• [Given records]:
## begin
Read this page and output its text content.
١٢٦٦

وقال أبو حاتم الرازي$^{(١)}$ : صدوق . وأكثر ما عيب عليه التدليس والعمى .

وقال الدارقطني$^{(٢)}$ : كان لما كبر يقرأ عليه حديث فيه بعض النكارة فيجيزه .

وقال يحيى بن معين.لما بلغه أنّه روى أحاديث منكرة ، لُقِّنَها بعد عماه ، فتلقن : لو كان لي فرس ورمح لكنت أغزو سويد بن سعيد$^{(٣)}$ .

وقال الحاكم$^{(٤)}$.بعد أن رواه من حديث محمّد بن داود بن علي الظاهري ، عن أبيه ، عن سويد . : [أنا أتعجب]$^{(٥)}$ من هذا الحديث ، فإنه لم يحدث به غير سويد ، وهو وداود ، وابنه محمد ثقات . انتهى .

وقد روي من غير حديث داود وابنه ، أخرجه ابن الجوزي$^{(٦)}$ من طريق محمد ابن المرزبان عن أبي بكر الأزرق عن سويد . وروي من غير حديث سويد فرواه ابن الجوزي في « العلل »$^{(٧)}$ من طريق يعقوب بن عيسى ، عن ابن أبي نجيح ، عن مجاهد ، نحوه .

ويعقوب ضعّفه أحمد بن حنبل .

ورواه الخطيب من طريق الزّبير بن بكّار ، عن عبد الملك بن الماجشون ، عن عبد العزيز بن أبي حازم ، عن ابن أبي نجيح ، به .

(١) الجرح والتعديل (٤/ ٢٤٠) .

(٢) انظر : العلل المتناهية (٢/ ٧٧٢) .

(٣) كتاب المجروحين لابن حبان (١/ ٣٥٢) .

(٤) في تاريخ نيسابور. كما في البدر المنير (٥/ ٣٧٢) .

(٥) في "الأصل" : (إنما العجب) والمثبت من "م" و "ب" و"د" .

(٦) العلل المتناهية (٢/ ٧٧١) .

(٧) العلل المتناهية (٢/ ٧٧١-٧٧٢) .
## end
• [Exercise prompt]: Write out every entry word for word.

• [Result of the task]:
Read this page and output its text content.
١٢٦٦

وقال أبو حاتم الرازي$^{(١)}$ : صدوق . وأكثر ما عيب عليه التدليس والعمى .

وقال الدارقطني$^{(٢)}$ : كان لما كبر يقرأ عليه حديث فيه بعض النكارة فيجيزه .

وقال يحيى بن معين.لما بلغه أنّه روى أحاديث منكرة ، لُقِّنَها بعد عماه ، فتلقن : لو كان لي فرس ورمح لكنت أغزو سويد بن سعيد$^{(٣)}$ .

وقال الحاكم$^{(٤)}$.بعد أن رواه من حديث محمّد بن داود بن علي الظاهري ، عن أبيه ، عن سويد . : [أنا أتعجب]$^{(٥)}$ من هذا الحديث ، فإنه لم يحدث به غير سويد ، وهو وداود ، وابنه محمد ثقات . انتهى .

وقد روي من غير حديث داود وابنه ، أخرجه ابن الجوزي$^{(٦)}$ من طريق محمد ابن المرزبان عن أبي بكر الأزرق عن سويد . وروي من غير حديث سويد فرواه ابن الجوزي في « العلل »$^{(٧)}$ من طريق يعقوب بن عيسى ، عن ابن أبي نجيح ، عن مجاهد ، نحوه .

ويعقوب ضعّفه أحمد بن حنبل .

ورواه الخطيب من طريق الزّبير بن بكّار ، عن عبد الملك بن الماجشون ، عن عبد العزيز بن أبي حازم ، عن ابن أبي نجيح ، به .

(١) الجرح والتعديل (٤/ ٢٤٠) .

(٢) انظر : العلل المتناهية (٢/ ٧٧٢) .

(٣) كتاب المجروحين لابن حبان (١/ ٣٥٢) .

(٤) في تاريخ نيسابور. كما في البدر المنير (٥/ ٣٧٢) .

(٥) في "الأصل" : (إنما العجب) والمثبت من "م" و "ب" و"د" .

(٦) العلل المتناهية (٢/ ٧٧١) .

(٧) العلل المتناهية (٢/ ٧٧١-٧٧٢) .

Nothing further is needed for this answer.